MATERIAL:
^^^^
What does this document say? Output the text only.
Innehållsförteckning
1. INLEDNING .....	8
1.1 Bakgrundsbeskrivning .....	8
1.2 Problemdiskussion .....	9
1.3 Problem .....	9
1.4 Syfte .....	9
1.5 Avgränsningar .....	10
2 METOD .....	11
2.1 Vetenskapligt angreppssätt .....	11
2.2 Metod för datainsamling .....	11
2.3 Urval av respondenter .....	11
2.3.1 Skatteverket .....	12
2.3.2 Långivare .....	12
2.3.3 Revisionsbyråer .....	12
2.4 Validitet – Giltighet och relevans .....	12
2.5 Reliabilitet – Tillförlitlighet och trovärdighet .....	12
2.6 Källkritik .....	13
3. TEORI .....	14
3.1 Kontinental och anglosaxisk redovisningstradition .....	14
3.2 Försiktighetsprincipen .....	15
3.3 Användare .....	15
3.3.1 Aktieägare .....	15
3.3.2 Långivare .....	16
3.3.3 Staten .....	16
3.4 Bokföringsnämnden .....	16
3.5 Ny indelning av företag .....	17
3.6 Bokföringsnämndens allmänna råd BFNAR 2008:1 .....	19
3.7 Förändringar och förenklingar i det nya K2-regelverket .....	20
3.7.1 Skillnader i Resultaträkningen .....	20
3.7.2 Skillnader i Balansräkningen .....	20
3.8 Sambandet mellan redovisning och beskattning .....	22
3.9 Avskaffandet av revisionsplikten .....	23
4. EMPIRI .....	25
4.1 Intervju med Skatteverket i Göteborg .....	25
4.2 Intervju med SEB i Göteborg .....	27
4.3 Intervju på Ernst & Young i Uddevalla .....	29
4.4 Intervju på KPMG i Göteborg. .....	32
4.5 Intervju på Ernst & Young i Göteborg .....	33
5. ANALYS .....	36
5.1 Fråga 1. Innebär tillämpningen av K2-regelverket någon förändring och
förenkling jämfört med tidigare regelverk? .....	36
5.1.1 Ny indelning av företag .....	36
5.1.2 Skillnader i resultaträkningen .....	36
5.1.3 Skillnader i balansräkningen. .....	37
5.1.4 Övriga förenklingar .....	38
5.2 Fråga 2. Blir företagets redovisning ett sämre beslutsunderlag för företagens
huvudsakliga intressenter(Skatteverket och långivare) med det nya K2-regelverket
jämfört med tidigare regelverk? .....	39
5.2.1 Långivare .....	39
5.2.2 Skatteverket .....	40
^^^^
TASK TO COMPLETE: Scan the records above for the string "Skatteverket", then select every line that holds it.

EXPECTED OUTPUT:
2.3.1 Skatteverket .....	12
4.1 Intervju med Skatteverket i Göteborg .....	25
huvudsakliga intressenter(Skatteverket och långivare) med det nya K2-regelverket
5.2.2 Skatteverket .....	40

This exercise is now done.